Your objective: Reproduce the data that follows in its entirety, character for character.

Stored rows:
——————
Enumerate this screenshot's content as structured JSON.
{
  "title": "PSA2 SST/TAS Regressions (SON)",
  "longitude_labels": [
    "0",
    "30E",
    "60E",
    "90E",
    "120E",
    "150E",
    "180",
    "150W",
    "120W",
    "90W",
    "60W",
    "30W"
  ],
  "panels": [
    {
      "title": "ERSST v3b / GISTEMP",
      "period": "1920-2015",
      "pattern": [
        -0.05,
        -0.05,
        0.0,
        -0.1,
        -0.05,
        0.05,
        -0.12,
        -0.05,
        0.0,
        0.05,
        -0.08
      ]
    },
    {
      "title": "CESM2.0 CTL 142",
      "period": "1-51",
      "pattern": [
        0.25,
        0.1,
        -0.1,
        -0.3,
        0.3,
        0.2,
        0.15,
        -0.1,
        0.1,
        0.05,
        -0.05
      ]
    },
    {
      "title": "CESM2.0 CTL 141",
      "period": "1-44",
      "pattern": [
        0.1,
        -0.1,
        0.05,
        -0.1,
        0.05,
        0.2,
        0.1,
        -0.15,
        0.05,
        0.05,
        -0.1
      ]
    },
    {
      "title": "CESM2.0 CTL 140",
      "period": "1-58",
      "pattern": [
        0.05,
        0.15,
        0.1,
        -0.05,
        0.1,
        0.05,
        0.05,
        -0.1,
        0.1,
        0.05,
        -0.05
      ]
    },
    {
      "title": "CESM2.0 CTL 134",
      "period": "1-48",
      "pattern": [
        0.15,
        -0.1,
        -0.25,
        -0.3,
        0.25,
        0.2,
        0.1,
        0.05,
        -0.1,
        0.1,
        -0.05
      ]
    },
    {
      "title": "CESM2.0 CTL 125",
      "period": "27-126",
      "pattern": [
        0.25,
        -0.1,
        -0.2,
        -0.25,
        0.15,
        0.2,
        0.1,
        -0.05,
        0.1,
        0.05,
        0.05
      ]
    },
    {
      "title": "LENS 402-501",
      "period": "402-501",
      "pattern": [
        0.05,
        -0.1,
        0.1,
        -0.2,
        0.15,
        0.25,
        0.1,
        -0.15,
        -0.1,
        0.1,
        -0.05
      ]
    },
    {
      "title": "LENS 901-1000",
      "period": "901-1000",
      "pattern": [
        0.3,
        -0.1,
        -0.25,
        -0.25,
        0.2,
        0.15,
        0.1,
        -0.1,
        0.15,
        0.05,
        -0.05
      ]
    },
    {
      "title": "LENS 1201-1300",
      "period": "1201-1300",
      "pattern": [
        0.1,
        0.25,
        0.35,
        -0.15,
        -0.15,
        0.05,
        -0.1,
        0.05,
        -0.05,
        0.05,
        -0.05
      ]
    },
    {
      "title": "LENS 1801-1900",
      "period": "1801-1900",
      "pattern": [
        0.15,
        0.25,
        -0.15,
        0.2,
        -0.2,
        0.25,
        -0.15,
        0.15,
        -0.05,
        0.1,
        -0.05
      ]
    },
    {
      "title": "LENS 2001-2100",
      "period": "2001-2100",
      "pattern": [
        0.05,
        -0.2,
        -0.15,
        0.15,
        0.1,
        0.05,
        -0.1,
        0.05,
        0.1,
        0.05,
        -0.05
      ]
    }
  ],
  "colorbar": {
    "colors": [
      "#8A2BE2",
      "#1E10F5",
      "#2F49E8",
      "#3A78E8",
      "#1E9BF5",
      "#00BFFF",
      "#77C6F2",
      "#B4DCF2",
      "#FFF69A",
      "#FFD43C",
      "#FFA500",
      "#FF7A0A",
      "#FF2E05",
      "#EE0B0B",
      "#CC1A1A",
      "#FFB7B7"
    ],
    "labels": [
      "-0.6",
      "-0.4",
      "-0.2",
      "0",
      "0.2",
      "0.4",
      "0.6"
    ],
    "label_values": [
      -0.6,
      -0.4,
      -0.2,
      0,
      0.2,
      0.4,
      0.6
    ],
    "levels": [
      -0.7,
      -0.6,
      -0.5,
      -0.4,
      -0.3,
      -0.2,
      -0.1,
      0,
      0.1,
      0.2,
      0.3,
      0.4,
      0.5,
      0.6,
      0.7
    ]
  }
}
——————
Written response:
Enumerate this screenshot's content as structured JSON.
{
  "title": "PSA2 SST/TAS Regressions (SON)",
  "longitude_labels": [
    "0",
    "30E",
    "60E",
    "90E",
    "120E",
    "150E",
    "180",
    "150W",
    "120W",
    "90W",
    "60W",
    "30W"
  ],
  "panels": [
    {
      "title": "ERSST v3b / GISTEMP",
      "period": "1920-2015",
      "pattern": [
        -0.05,
        -0.05,
        0.0,
        -0.1,
        -0.05,
        0.05,
        -0.12,
        -0.05,
        0.0,
        0.05,
        -0.08
      ]
    },
    {
      "title": "CESM2.0 CTL 142",
      "period": "1-51",
      "pattern": [
        0.25,
        0.1,
        -0.1,
        -0.3,
        0.3,
        0.2,
        0.15,
        -0.1,
        0.1,
        0.05,
        -0.05
      ]
    },
    {
      "title": "CESM2.0 CTL 141",
      "period": "1-44",
      "pattern": [
        0.1,
        -0.1,
        0.05,
        -0.1,
        0.05,
        0.2,
        0.1,
        -0.15,
        0.05,
        0.05,
        -0.1
      ]
    },
    {
      "title": "CESM2.0 CTL 140",
      "period": "1-58",
      "pattern": [
        0.05,
        0.15,
        0.1,
        -0.05,
        0.1,
        0.05,
        0.05,
        -0.1,
        0.1,
        0.05,
        -0.05
      ]
    },
    {
      "title": "CESM2.0 CTL 134",
      "period": "1-48",
      "pattern": [
        0.15,
        -0.1,
        -0.25,
        -0.3,
        0.25,
        0.2,
        0.1,
        0.05,
        -0.1,
        0.1,
        -0.05
      ]
    },
    {
      "title": "CESM2.0 CTL 125",
      "period": "27-126",
      "pattern": [
        0.25,
        -0.1,
        -0.2,
        -0.25,
        0.15,
        0.2,
        0.1,
        -0.05,
        0.1,
        0.05,
        0.05
      ]
    },
    {
      "title": "LENS 402-501",
      "period": "402-501",
      "pattern": [
        0.05,
        -0.1,
        0.1,
        -0.2,
        0.15,
        0.25,
        0.1,
        -0.15,
        -0.1,
        0.1,
        -0.05
      ]
    },
    {
      "title": "LENS 901-1000",
      "period": "901-1000",
      "pattern": [
        0.3,
        -0.1,
        -0.25,
        -0.25,
        0.2,
        0.15,
        0.1,
        -0.1,
        0.15,
        0.05,
        -0.05
      ]
    },
    {
      "title": "LENS 1201-1300",
      "period": "1201-1300",
      "pattern": [
        0.1,
        0.25,
        0.35,
        -0.15,
        -0.15,
        0.05,
        -0.1,
        0.05,
        -0.05,
        0.05,
        -0.05
      ]
    },
    {
      "title": "LENS 1801-1900",
      "period": "1801-1900",
      "pattern": [
        0.15,
        0.25,
        -0.15,
        0.2,
        -0.2,
        0.25,
        -0.15,
        0.15,
        -0.05,
        0.1,
        -0.05
      ]
    },
    {
      "title": "LENS 2001-2100",
      "period": "2001-2100",
      "pattern": [
        0.05,
        -0.2,
        -0.15,
        0.15,
        0.1,
        0.05,
        -0.1,
        0.05,
        0.1,
        0.05,
        -0.05
      ]
    }
  ],
  "colorbar": {
    "colors": [
      "#8A2BE2",
      "#1E10F5",
      "#2F49E8",
      "#3A78E8",
      "#1E9BF5",
      "#00BFFF",
      "#77C6F2",
      "#B4DCF2",
      "#FFF69A",
      "#FFD43C",
      "#FFA500",
      "#FF7A0A",
      "#FF2E05",
      "#EE0B0B",
      "#CC1A1A",
      "#FFB7B7"
    ],
    "labels": [
      "-0.6",
      "-0.4",
      "-0.2",
      "0",
      "0.2",
      "0.4",
      "0.6"
    ],
    "label_values": [
      -0.6,
      -0.4,
      -0.2,
      0,
      0.2,
      0.4,
      0.6
    ],
    "levels": [
      -0.7,
      -0.6,
      -0.5,
      -0.4,
      -0.3,
      -0.2,
      -0.1,
      0,
      0.1,
      0.2,
      0.3,
      0.4,
      0.5,
      0.6,
      0.7
    ]
  }
}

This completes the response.